MATERIAL FOR THE TASK -
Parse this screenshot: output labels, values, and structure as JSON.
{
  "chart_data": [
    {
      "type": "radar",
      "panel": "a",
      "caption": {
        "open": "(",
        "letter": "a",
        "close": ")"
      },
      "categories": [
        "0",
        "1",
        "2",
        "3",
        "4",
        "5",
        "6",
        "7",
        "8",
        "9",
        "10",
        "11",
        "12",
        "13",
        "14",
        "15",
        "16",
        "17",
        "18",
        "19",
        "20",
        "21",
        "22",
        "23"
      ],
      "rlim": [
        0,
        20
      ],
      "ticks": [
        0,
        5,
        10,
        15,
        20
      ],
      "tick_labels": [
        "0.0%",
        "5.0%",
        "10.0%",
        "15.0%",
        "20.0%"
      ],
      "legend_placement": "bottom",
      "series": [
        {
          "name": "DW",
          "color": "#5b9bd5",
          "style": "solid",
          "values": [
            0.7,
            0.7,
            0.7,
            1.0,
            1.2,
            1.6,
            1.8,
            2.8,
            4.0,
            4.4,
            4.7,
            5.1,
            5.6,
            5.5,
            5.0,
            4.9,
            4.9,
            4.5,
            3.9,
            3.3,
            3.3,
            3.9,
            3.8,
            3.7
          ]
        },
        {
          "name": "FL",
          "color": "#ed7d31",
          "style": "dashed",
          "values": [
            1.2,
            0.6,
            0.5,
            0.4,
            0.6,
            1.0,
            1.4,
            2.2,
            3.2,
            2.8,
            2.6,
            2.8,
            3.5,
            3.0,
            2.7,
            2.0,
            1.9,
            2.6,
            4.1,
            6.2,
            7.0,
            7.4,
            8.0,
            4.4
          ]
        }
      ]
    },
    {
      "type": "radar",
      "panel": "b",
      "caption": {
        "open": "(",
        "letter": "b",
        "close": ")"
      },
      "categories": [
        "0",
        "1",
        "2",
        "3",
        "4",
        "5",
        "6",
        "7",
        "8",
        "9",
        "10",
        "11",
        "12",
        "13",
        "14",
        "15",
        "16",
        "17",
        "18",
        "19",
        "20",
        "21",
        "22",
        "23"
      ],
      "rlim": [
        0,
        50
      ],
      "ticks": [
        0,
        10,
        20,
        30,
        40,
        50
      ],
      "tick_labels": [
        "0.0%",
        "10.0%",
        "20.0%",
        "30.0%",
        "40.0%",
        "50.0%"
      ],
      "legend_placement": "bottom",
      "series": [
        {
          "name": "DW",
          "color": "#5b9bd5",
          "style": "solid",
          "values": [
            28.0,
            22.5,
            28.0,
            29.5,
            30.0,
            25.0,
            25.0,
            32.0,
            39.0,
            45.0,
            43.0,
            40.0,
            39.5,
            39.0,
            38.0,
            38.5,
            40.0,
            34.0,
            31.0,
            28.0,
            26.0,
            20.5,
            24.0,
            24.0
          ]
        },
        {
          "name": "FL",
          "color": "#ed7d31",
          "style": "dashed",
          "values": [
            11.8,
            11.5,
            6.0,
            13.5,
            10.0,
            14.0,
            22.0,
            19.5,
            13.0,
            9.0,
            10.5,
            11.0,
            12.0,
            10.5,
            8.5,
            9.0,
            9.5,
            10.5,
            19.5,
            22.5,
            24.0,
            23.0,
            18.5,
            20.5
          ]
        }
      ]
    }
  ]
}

WHAT YOU ARE ASKED TO DO -
Please reproduce every line of the material word for word.

RESULT OF THE EXERCISE -
Parse this screenshot: output labels, values, and structure as JSON.
{
  "chart_data": [
    {
      "type": "radar",
      "panel": "a",
      "caption": {
        "open": "(",
        "letter": "a",
        "close": ")"
      },
      "categories": [
        "0",
        "1",
        "2",
        "3",
        "4",
        "5",
        "6",
        "7",
        "8",
        "9",
        "10",
        "11",
        "12",
        "13",
        "14",
        "15",
        "16",
        "17",
        "18",
        "19",
        "20",
        "21",
        "22",
        "23"
      ],
      "rlim": [
        0,
        20
      ],
      "ticks": [
        0,
        5,
        10,
        15,
        20
      ],
      "tick_labels": [
        "0.0%",
        "5.0%",
        "10.0%",
        "15.0%",
        "20.0%"
      ],
      "legend_placement": "bottom",
      "series": [
        {
          "name": "DW",
          "color": "#5b9bd5",
          "style": "solid",
          "values": [
            0.7,
            0.7,
            0.7,
            1.0,
            1.2,
            1.6,
            1.8,
            2.8,
            4.0,
            4.4,
            4.7,
            5.1,
            5.6,
            5.5,
            5.0,
            4.9,
            4.9,
            4.5,
            3.9,
            3.3,
            3.3,
            3.9,
            3.8,
            3.7
          ]
        },
        {
          "name": "FL",
          "color": "#ed7d31",
          "style": "dashed",
          "values": [
            1.2,
            0.6,
            0.5,
            0.4,
            0.6,
            1.0,
            1.4,
            2.2,
            3.2,
            2.8,
            2.6,
            2.8,
            3.5,
            3.0,
            2.7,
            2.0,
            1.9,
            2.6,
            4.1,
            6.2,
            7.0,
            7.4,
            8.0,
            4.4
          ]
        }
      ]
    },
    {
      "type": "radar",
      "panel": "b",
      "caption": {
        "open": "(",
        "letter": "b",
        "close": ")"
      },
      "categories": [
        "0",
        "1",
        "2",
        "3",
        "4",
        "5",
        "6",
        "7",
        "8",
        "9",
        "10",
        "11",
        "12",
        "13",
        "14",
        "15",
        "16",
        "17",
        "18",
        "19",
        "20",
        "21",
        "22",
        "23"
      ],
      "rlim": [
        0,
        50
      ],
      "ticks": [
        0,
        10,
        20,
        30,
        40,
        50
      ],
      "tick_labels": [
        "0.0%",
        "10.0%",
        "20.0%",
        "30.0%",
        "40.0%",
        "50.0%"
      ],
      "legend_placement": "bottom",
      "series": [
        {
          "name": "DW",
          "color": "#5b9bd5",
          "style": "solid",
          "values": [
            28.0,
            22.5,
            28.0,
            29.5,
            30.0,
            25.0,
            25.0,
            32.0,
            39.0,
            45.0,
            43.0,
            40.0,
            39.5,
            39.0,
            38.0,
            38.5,
            40.0,
            34.0,
            31.0,
            28.0,
            26.0,
            20.5,
            24.0,
            24.0
          ]
        },
        {
          "name": "FL",
          "color": "#ed7d31",
          "style": "dashed",
          "values": [
            11.8,
            11.5,
            6.0,
            13.5,
            10.0,
            14.0,
            22.0,
            19.5,
            13.0,
            9.0,
            10.5,
            11.0,
            12.0,
            10.5,
            8.5,
            9.0,
            9.5,
            10.5,
            19.5,
            22.5,
            24.0,
            23.0,
            18.5,
            20.5
          ]
        }
      ]
    }
  ]
}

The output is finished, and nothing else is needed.